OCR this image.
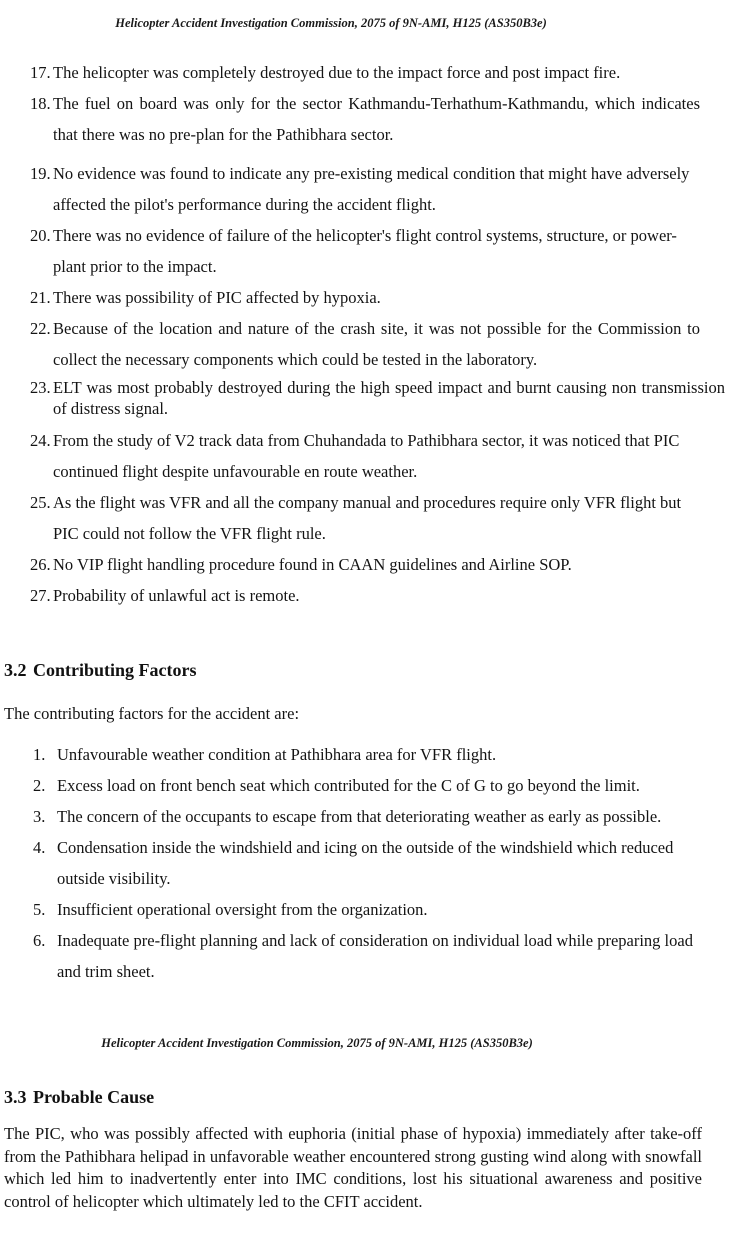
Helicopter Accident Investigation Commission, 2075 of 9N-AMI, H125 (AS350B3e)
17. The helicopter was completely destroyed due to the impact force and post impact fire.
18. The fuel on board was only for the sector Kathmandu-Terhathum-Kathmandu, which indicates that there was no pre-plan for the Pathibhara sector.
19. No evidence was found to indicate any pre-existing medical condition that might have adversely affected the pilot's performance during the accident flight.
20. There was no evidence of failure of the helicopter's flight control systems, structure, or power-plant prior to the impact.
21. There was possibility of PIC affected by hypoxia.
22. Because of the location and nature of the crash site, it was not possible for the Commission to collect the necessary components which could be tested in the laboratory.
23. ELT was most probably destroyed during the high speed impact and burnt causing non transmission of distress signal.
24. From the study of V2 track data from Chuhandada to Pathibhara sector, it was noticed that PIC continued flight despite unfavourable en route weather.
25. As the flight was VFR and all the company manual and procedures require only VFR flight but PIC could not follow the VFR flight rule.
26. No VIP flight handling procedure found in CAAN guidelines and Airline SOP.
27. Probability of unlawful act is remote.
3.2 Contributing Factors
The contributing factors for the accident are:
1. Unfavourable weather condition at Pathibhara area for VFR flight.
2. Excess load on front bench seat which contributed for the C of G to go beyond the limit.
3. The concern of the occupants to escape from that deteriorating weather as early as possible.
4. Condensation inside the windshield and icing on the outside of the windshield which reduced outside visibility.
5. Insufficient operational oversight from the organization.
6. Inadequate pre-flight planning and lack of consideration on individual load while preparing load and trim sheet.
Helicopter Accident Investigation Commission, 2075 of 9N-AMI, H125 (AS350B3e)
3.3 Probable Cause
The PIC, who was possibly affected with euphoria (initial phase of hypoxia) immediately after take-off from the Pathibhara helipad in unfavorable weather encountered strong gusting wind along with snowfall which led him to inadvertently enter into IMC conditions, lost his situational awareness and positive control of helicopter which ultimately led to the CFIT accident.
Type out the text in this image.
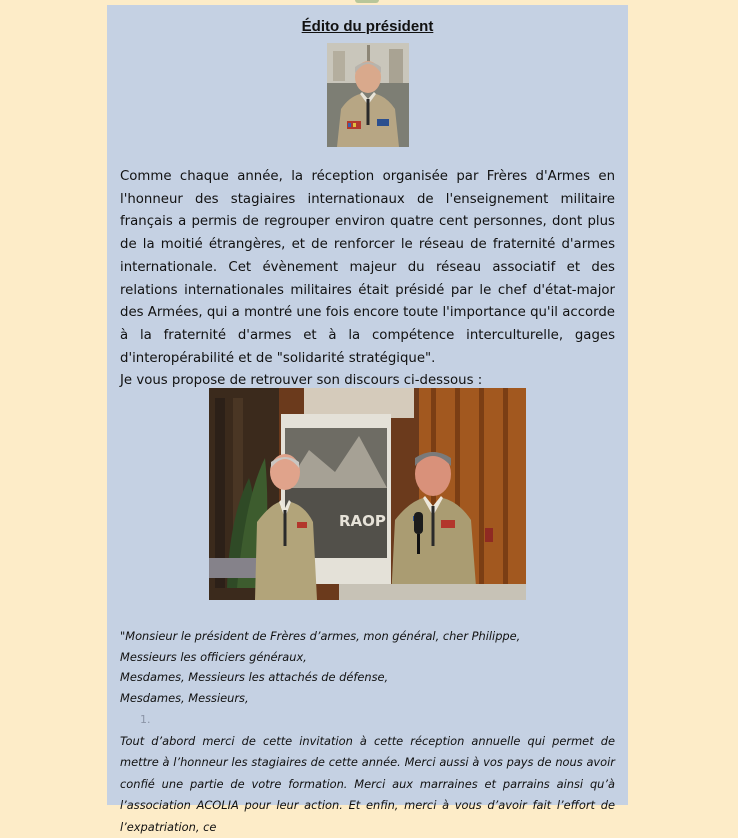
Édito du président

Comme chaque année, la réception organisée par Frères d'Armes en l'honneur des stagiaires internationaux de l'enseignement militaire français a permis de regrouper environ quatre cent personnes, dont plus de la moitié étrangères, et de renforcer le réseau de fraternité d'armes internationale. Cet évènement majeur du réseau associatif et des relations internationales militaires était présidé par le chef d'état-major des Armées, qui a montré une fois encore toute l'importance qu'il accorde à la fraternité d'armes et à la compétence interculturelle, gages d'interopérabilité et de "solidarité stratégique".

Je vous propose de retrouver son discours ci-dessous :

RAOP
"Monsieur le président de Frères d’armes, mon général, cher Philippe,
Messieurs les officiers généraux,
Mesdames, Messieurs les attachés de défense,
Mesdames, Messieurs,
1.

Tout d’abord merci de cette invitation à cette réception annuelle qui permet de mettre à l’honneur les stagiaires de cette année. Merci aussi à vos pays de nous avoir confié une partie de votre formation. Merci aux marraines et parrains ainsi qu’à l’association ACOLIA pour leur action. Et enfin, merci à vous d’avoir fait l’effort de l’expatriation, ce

What is being asked.
Copy all lines from the listing that contain "hypoxia".

Response below.
21. There was possibility of PIC affected by hypoxia.
The PIC, who was possibly affected with euphoria (initial phase of hypoxia) immediately after take-off from the Pathibhara helipad in unfavorable weather encountered strong gusting wind along with snowfall which led him to inadvertently enter into IMC conditions, lost his situational awareness and positive control of helicopter which ultimately led to the CFIT accident.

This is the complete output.